Task instructions:
Note each line where "后再纳入统筹支付" appears, and copy it.

— start —

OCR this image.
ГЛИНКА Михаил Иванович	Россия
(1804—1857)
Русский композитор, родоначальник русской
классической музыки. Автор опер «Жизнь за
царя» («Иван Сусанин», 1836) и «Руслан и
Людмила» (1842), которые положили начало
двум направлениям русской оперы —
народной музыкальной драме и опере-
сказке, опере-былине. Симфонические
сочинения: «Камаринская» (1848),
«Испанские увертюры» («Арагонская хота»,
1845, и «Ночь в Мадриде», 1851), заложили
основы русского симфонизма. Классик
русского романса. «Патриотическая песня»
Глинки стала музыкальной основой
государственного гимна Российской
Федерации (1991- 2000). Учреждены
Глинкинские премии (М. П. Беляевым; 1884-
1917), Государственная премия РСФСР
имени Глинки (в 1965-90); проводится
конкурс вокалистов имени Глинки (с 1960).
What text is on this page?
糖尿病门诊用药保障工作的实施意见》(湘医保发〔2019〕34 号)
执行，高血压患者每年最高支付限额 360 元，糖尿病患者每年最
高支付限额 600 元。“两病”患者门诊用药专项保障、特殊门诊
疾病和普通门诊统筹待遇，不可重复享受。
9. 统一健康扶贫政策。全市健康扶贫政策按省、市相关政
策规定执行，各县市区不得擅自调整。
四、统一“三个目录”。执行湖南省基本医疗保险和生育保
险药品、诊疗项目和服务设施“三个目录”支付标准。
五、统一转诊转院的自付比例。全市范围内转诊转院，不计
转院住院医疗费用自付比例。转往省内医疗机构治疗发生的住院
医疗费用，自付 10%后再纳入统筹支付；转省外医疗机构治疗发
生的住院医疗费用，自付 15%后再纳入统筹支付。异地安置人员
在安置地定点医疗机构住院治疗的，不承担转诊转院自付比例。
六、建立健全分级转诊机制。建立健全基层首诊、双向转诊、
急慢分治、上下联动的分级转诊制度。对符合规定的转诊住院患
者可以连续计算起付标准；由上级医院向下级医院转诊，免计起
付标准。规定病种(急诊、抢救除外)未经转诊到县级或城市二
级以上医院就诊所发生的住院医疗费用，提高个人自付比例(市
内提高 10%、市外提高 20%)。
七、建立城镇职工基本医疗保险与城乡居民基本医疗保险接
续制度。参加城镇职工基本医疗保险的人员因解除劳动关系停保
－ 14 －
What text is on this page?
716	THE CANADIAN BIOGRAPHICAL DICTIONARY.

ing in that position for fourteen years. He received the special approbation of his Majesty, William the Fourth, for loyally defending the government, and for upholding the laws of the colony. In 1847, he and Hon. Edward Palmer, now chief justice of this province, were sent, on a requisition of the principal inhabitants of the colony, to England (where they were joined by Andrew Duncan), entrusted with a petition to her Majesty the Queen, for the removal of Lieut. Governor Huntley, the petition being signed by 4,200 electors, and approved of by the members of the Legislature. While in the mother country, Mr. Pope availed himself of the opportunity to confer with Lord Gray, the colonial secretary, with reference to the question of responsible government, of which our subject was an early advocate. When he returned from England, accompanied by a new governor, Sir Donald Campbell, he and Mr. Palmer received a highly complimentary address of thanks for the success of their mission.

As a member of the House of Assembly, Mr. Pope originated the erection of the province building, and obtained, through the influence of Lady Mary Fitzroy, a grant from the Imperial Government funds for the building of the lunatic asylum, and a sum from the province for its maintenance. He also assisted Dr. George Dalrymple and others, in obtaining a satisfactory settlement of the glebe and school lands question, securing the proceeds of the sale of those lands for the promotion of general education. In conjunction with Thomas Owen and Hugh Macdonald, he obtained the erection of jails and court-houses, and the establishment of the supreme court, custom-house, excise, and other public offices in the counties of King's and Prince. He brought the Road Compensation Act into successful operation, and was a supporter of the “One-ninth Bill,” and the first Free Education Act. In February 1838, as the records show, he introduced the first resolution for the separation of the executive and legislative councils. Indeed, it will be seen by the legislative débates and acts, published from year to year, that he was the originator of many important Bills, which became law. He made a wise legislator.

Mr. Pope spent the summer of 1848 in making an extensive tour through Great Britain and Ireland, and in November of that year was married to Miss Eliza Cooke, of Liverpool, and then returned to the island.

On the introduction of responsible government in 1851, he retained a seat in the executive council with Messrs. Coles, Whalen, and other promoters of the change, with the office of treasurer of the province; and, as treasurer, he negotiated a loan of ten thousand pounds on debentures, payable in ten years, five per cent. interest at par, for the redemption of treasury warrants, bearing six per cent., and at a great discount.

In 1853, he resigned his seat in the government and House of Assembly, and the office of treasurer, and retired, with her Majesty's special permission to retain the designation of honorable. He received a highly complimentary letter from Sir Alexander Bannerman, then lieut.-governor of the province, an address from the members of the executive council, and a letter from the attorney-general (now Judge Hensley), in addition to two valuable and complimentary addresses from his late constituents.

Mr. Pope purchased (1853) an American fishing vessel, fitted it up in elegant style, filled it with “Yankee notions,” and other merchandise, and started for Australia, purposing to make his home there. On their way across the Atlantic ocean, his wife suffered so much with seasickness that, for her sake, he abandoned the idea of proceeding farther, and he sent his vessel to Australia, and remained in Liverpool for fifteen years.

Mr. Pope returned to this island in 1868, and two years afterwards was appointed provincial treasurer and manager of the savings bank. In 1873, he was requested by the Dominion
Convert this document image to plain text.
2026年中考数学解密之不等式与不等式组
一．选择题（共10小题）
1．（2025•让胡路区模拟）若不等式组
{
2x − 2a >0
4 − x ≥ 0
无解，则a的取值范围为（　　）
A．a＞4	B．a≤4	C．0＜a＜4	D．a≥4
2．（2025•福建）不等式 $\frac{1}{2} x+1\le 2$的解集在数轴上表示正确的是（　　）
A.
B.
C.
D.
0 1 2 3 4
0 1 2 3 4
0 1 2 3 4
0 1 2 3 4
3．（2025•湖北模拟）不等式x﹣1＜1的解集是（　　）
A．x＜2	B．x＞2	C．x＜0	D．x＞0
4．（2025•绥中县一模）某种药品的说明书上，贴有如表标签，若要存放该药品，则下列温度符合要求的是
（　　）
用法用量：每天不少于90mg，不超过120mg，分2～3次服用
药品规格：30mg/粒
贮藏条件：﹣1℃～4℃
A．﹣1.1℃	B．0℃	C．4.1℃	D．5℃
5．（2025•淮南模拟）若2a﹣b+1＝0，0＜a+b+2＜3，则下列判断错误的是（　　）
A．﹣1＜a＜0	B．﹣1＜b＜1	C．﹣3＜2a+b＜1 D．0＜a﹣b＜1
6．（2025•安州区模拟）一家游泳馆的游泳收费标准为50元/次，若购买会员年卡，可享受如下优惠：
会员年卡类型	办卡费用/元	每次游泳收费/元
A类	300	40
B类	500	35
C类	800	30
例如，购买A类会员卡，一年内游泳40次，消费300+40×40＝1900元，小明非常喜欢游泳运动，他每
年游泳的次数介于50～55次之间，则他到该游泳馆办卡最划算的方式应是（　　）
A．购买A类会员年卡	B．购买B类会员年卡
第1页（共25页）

— end —

Final result:
医疗费用，自付 10%后再纳入统筹支付；转省外医疗机构治疗发
生的住院医疗费用，自付 15%后再纳入统筹支付。异地安置人员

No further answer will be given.